All of the data should be repeated exactly; pictures are not part of the copy.
-- Start of Data to process --
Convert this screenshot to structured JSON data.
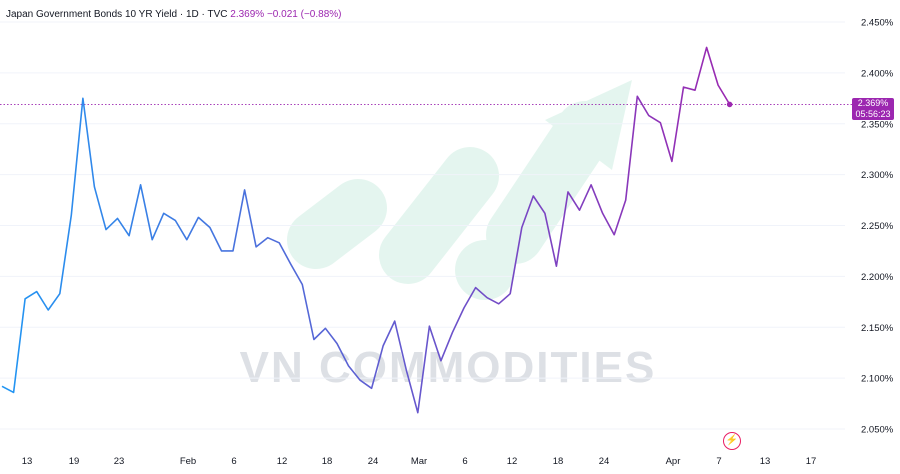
{
  "legend": {
    "symbol": "Japan Government Bonds 10 YR Yield",
    "interval": "1D",
    "source": "TVC",
    "sep": "·",
    "last": "2.369%",
    "change": "−0.021",
    "change_pct": "(−0.88%)"
  },
  "price_label": {
    "value": "2.369%",
    "countdown": "05:56:23"
  },
  "watermark": "VN COMMODITIES",
  "colors": {
    "line_start": "#2196f3",
    "line_end": "#9c27b0",
    "accent": "#9c27b0",
    "watermark": "#cfeee2",
    "bolt": "#e91e63"
  },
  "icons": {
    "watermark_logo": "growth-arrow-logo",
    "alert": "lightning-bolt-icon"
  },
  "chart_data": {
    "type": "line",
    "title": "Japan Government Bonds 10 YR Yield",
    "xlabel": "",
    "ylabel": "",
    "ylim": [
      2.03,
      2.465
    ],
    "y_ticks": [
      "2.450%",
      "2.400%",
      "2.350%",
      "2.300%",
      "2.250%",
      "2.200%",
      "2.150%",
      "2.100%",
      "2.050%"
    ],
    "y_tick_values": [
      2.45,
      2.4,
      2.35,
      2.3,
      2.25,
      2.2,
      2.15,
      2.1,
      2.05
    ],
    "x_ticks": [
      "13",
      "19",
      "23",
      "Feb",
      "6",
      "12",
      "18",
      "24",
      "Mar",
      "6",
      "12",
      "18",
      "24",
      "Apr",
      "7",
      "13",
      "17"
    ],
    "grid": true,
    "series": [
      {
        "values": [
          2.092,
          2.086,
          2.178,
          2.185,
          2.167,
          2.183,
          2.26,
          2.375,
          2.288,
          2.246,
          2.257,
          2.24,
          2.29,
          2.236,
          2.262,
          2.255,
          2.236,
          2.258,
          2.248,
          2.225,
          2.225,
          2.285,
          2.229,
          2.238,
          2.233,
          2.212,
          2.192,
          2.138,
          2.149,
          2.134,
          2.112,
          2.098,
          2.09,
          2.132,
          2.156,
          2.108,
          2.066,
          2.151,
          2.117,
          2.145,
          2.169,
          2.189,
          2.179,
          2.173,
          2.183,
          2.248,
          2.279,
          2.262,
          2.21,
          2.283,
          2.265,
          2.29,
          2.262,
          2.241,
          2.275,
          2.377,
          2.358,
          2.351,
          2.313,
          2.386,
          2.383,
          2.425,
          2.388,
          2.369
        ]
      }
    ],
    "last_value": 2.369
  }
}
-- End of Data to process --
Response to the exercise:
Convert this screenshot to structured JSON data.
{
  "legend": {
    "symbol": "Japan Government Bonds 10 YR Yield",
    "interval": "1D",
    "source": "TVC",
    "sep": "·",
    "last": "2.369%",
    "change": "−0.021",
    "change_pct": "(−0.88%)"
  },
  "price_label": {
    "value": "2.369%",
    "countdown": "05:56:23"
  },
  "watermark": "VN COMMODITIES",
  "colors": {
    "line_start": "#2196f3",
    "line_end": "#9c27b0",
    "accent": "#9c27b0",
    "watermark": "#cfeee2",
    "bolt": "#e91e63"
  },
  "icons": {
    "watermark_logo": "growth-arrow-logo",
    "alert": "lightning-bolt-icon"
  },
  "chart_data": {
    "type": "line",
    "title": "Japan Government Bonds 10 YR Yield",
    "xlabel": "",
    "ylabel": "",
    "ylim": [
      2.03,
      2.465
    ],
    "y_ticks": [
      "2.450%",
      "2.400%",
      "2.350%",
      "2.300%",
      "2.250%",
      "2.200%",
      "2.150%",
      "2.100%",
      "2.050%"
    ],
    "y_tick_values": [
      2.45,
      2.4,
      2.35,
      2.3,
      2.25,
      2.2,
      2.15,
      2.1,
      2.05
    ],
    "x_ticks": [
      "13",
      "19",
      "23",
      "Feb",
      "6",
      "12",
      "18",
      "24",
      "Mar",
      "6",
      "12",
      "18",
      "24",
      "Apr",
      "7",
      "13",
      "17"
    ],
    "grid": true,
    "series": [
      {
        "values": [
          2.092,
          2.086,
          2.178,
          2.185,
          2.167,
          2.183,
          2.26,
          2.375,
          2.288,
          2.246,
          2.257,
          2.24,
          2.29,
          2.236,
          2.262,
          2.255,
          2.236,
          2.258,
          2.248,
          2.225,
          2.225,
          2.285,
          2.229,
          2.238,
          2.233,
          2.212,
          2.192,
          2.138,
          2.149,
          2.134,
          2.112,
          2.098,
          2.09,
          2.132,
          2.156,
          2.108,
          2.066,
          2.151,
          2.117,
          2.145,
          2.169,
          2.189,
          2.179,
          2.173,
          2.183,
          2.248,
          2.279,
          2.262,
          2.21,
          2.283,
          2.265,
          2.29,
          2.262,
          2.241,
          2.275,
          2.377,
          2.358,
          2.351,
          2.313,
          2.386,
          2.383,
          2.425,
          2.388,
          2.369
        ]
      }
    ],
    "last_value": 2.369
  }
}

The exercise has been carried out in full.